SUPPLIED ENTRIES ▸
=====
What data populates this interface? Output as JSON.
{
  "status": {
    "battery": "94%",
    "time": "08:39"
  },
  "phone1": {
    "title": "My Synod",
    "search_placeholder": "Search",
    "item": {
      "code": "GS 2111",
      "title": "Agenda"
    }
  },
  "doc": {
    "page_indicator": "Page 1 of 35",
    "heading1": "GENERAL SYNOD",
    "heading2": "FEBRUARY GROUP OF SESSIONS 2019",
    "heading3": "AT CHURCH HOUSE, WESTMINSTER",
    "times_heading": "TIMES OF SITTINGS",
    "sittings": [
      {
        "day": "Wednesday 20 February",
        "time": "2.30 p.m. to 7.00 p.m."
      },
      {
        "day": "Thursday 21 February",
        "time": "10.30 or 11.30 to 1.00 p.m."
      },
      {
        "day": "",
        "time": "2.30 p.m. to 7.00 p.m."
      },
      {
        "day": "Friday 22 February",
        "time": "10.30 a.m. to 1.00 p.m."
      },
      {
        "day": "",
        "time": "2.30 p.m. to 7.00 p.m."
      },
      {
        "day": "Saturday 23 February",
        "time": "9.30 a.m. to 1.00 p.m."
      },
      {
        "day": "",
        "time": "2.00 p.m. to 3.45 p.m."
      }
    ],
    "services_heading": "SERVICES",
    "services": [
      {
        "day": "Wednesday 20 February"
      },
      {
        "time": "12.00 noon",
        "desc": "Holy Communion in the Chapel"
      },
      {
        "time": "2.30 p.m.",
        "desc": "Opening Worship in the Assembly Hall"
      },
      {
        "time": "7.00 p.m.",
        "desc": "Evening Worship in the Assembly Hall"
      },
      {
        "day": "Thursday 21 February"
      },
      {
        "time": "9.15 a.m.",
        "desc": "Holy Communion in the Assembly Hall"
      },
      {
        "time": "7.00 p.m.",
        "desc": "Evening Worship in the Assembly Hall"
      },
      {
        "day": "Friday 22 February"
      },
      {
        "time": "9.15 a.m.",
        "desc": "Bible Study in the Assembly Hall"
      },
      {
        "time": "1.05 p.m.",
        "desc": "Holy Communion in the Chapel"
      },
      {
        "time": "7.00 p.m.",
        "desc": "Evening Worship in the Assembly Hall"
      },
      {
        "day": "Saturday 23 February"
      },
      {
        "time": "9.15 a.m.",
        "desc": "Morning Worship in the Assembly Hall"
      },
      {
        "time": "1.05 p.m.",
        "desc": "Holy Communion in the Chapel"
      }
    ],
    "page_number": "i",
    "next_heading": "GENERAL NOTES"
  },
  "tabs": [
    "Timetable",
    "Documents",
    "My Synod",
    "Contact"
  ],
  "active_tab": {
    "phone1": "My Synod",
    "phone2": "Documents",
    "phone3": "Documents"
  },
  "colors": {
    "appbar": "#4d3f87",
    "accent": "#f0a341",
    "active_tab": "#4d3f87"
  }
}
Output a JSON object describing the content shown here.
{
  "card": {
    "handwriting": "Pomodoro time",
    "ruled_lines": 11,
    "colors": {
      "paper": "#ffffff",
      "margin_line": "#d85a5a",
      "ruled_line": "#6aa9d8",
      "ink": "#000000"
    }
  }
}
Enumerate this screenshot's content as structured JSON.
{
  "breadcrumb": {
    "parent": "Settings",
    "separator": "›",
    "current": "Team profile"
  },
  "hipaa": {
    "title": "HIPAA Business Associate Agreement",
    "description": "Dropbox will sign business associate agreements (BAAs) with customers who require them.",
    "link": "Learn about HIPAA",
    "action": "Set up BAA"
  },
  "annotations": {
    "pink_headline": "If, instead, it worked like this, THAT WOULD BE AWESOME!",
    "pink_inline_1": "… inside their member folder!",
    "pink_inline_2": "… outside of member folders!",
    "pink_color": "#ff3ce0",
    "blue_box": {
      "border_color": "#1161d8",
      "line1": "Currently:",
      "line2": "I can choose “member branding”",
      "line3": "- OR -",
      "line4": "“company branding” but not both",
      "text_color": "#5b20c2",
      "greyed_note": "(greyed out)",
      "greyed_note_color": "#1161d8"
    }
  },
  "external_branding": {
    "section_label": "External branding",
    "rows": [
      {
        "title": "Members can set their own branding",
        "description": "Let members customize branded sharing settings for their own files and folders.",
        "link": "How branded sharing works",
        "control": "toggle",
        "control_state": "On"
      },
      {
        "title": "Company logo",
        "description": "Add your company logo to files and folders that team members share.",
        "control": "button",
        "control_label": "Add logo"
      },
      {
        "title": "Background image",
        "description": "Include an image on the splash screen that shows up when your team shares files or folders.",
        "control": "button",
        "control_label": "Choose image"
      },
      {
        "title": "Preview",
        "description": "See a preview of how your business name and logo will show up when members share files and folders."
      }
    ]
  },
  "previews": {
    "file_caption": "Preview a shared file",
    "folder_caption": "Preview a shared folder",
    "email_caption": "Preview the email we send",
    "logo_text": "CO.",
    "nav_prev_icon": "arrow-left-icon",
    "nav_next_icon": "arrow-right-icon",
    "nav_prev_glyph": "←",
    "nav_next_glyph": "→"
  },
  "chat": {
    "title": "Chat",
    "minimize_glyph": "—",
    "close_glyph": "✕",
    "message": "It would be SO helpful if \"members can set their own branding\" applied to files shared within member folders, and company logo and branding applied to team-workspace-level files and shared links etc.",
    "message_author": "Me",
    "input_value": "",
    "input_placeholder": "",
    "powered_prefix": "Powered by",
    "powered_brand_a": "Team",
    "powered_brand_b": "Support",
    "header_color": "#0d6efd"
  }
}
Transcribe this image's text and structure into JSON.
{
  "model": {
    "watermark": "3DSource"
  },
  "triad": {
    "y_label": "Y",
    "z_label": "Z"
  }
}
=====
INSTRUCTIONS FOR THE TASK ▸
Quote every line of the data, word for word.

RESULT FOR THIS EXERCISE ▸
What data populates this interface? Output as JSON.
{
  "status": {
    "battery": "94%",
    "time": "08:39"
  },
  "phone1": {
    "title": "My Synod",
    "search_placeholder": "Search",
    "item": {
      "code": "GS 2111",
      "title": "Agenda"
    }
  },
  "doc": {
    "page_indicator": "Page 1 of 35",
    "heading1": "GENERAL SYNOD",
    "heading2": "FEBRUARY GROUP OF SESSIONS 2019",
    "heading3": "AT CHURCH HOUSE, WESTMINSTER",
    "times_heading": "TIMES OF SITTINGS",
    "sittings": [
      {
        "day": "Wednesday 20 February",
        "time": "2.30 p.m. to 7.00 p.m."
      },
      {
        "day": "Thursday 21 February",
        "time": "10.30 or 11.30 to 1.00 p.m."
      },
      {
        "day": "",
        "time": "2.30 p.m. to 7.00 p.m."
      },
      {
        "day": "Friday 22 February",
        "time": "10.30 a.m. to 1.00 p.m."
      },
      {
        "day": "",
        "time": "2.30 p.m. to 7.00 p.m."
      },
      {
        "day": "Saturday 23 February",
        "time": "9.30 a.m. to 1.00 p.m."
      },
      {
        "day": "",
        "time": "2.00 p.m. to 3.45 p.m."
      }
    ],
    "services_heading": "SERVICES",
    "services": [
      {
        "day": "Wednesday 20 February"
      },
      {
        "time": "12.00 noon",
        "desc": "Holy Communion in the Chapel"
      },
      {
        "time": "2.30 p.m.",
        "desc": "Opening Worship in the Assembly Hall"
      },
      {
        "time": "7.00 p.m.",
        "desc": "Evening Worship in the Assembly Hall"
      },
      {
        "day": "Thursday 21 February"
      },
      {
        "time": "9.15 a.m.",
        "desc": "Holy Communion in the Assembly Hall"
      },
      {
        "time": "7.00 p.m.",
        "desc": "Evening Worship in the Assembly Hall"
      },
      {
        "day": "Friday 22 February"
      },
      {
        "time": "9.15 a.m.",
        "desc": "Bible Study in the Assembly Hall"
      },
      {
        "time": "1.05 p.m.",
        "desc": "Holy Communion in the Chapel"
      },
      {
        "time": "7.00 p.m.",
        "desc": "Evening Worship in the Assembly Hall"
      },
      {
        "day": "Saturday 23 February"
      },
      {
        "time": "9.15 a.m.",
        "desc": "Morning Worship in the Assembly Hall"
      },
      {
        "time": "1.05 p.m.",
        "desc": "Holy Communion in the Chapel"
      }
    ],
    "page_number": "i",
    "next_heading": "GENERAL NOTES"
  },
  "tabs": [
    "Timetable",
    "Documents",
    "My Synod",
    "Contact"
  ],
  "active_tab": {
    "phone1": "My Synod",
    "phone2": "Documents",
    "phone3": "Documents"
  },
  "colors": {
    "appbar": "#4d3f87",
    "accent": "#f0a341",
    "active_tab": "#4d3f87"
  }
}
Output a JSON object describing the content shown here.
{
  "card": {
    "handwriting": "Pomodoro time",
    "ruled_lines": 11,
    "colors": {
      "paper": "#ffffff",
      "margin_line": "#d85a5a",
      "ruled_line": "#6aa9d8",
      "ink": "#000000"
    }
  }
}
Enumerate this screenshot's content as structured JSON.
{
  "breadcrumb": {
    "parent": "Settings",
    "separator": "›",
    "current": "Team profile"
  },
  "hipaa": {
    "title": "HIPAA Business Associate Agreement",
    "description": "Dropbox will sign business associate agreements (BAAs) with customers who require them.",
    "link": "Learn about HIPAA",
    "action": "Set up BAA"
  },
  "annotations": {
    "pink_headline": "If, instead, it worked like this, THAT WOULD BE AWESOME!",
    "pink_inline_1": "… inside their member folder!",
    "pink_inline_2": "… outside of member folders!",
    "pink_color": "#ff3ce0",
    "blue_box": {
      "border_color": "#1161d8",
      "line1": "Currently:",
      "line2": "I can choose “member branding”",
      "line3": "- OR -",
      "line4": "“company branding” but not both",
      "text_color": "#5b20c2",
      "greyed_note": "(greyed out)",
      "greyed_note_color": "#1161d8"
    }
  },
  "external_branding": {
    "section_label": "External branding",
    "rows": [
      {
        "title": "Members can set their own branding",
        "description": "Let members customize branded sharing settings for their own files and folders.",
        "link": "How branded sharing works",
        "control": "toggle",
        "control_state": "On"
      },
      {
        "title": "Company logo",
        "description": "Add your company logo to files and folders that team members share.",
        "control": "button",
        "control_label": "Add logo"
      },
      {
        "title": "Background image",
        "description": "Include an image on the splash screen that shows up when your team shares files or folders.",
        "control": "button",
        "control_label": "Choose image"
      },
      {
        "title": "Preview",
        "description": "See a preview of how your business name and logo will show up when members share files and folders."
      }
    ]
  },
  "previews": {
    "file_caption": "Preview a shared file",
    "folder_caption": "Preview a shared folder",
    "email_caption": "Preview the email we send",
    "logo_text": "CO.",
    "nav_prev_icon": "arrow-left-icon",
    "nav_next_icon": "arrow-right-icon",
    "nav_prev_glyph": "←",
    "nav_next_glyph": "→"
  },
  "chat": {
    "title": "Chat",
    "minimize_glyph": "—",
    "close_glyph": "✕",
    "message": "It would be SO helpful if \"members can set their own branding\" applied to files shared within member folders, and company logo and branding applied to team-workspace-level files and shared links etc.",
    "message_author": "Me",
    "input_value": "",
    "input_placeholder": "",
    "powered_prefix": "Powered by",
    "powered_brand_a": "Team",
    "powered_brand_b": "Support",
    "header_color": "#0d6efd"
  }
}
Transcribe this image's text and structure into JSON.
{
  "model": {
    "watermark": "3DSource"
  },
  "triad": {
    "y_label": "Y",
    "z_label": "Z"
  }
}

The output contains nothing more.